• Given exercise
Transcribe the rows between the line holding "footnotes: *Reach rate" and the line holding "364, 44, 388]", inclusive, reproducing each one character for character.

--

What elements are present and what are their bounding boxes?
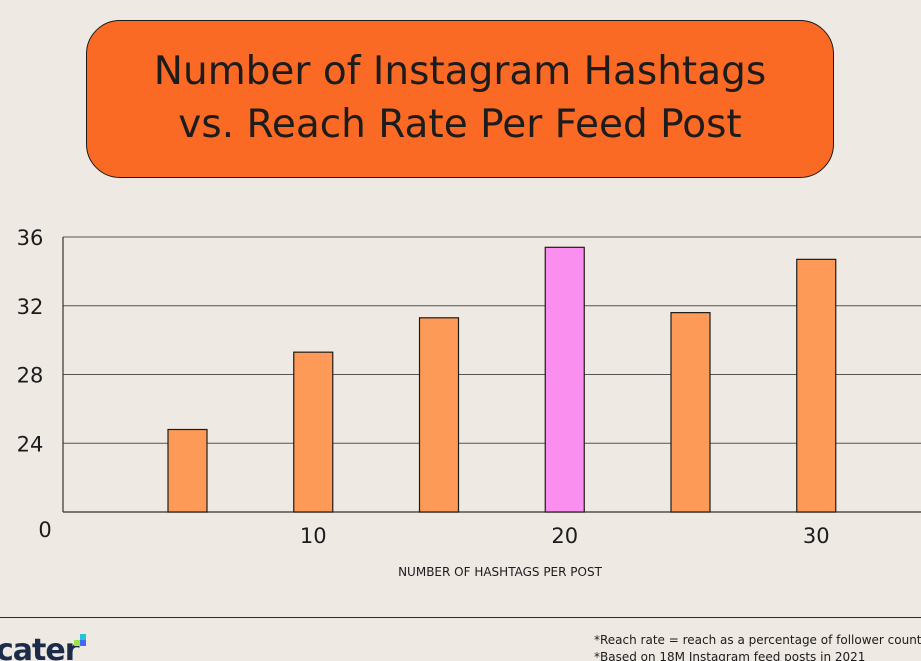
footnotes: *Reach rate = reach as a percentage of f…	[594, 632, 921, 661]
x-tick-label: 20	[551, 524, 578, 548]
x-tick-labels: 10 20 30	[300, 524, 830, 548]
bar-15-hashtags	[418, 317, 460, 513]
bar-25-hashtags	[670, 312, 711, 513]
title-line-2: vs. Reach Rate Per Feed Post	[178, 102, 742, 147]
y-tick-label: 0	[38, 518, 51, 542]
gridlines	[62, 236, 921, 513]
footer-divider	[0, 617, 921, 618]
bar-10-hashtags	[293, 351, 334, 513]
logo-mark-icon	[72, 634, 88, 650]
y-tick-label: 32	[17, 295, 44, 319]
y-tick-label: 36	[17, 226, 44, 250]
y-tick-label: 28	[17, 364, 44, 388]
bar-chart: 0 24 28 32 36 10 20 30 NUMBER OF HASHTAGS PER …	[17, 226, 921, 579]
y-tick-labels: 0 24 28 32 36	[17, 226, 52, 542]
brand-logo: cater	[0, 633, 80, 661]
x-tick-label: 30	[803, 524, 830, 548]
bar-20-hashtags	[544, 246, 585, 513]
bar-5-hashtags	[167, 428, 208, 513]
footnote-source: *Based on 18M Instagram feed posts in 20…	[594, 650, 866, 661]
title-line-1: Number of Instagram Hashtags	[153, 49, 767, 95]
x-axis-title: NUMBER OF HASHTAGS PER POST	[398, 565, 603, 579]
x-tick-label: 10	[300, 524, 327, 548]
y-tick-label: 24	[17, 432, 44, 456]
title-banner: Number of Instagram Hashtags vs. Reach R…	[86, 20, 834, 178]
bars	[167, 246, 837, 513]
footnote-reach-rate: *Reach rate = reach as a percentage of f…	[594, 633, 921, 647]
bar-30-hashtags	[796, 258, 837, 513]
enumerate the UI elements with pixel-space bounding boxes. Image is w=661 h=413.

--

• Answer to the task
footnotes: *Reach rate = reach as a percentage of f…	[594, 632, 921, 661]
x-tick-label: 20	[551, 524, 578, 548]
x-tick-labels: 10 20 30	[300, 524, 830, 548]
bar-15-hashtags	[418, 317, 460, 513]
bar-25-hashtags	[670, 312, 711, 513]
title-line-2: vs. Reach Rate Per Feed Post	[178, 102, 742, 147]
y-tick-label: 0	[38, 518, 51, 542]
gridlines	[62, 236, 921, 513]
footer-divider	[0, 617, 921, 618]
bar-10-hashtags	[293, 351, 334, 513]
logo-mark-icon	[72, 634, 88, 650]
y-tick-label: 32	[17, 295, 44, 319]
y-tick-label: 36	[17, 226, 44, 250]
y-tick-label: 28	[17, 364, 44, 388]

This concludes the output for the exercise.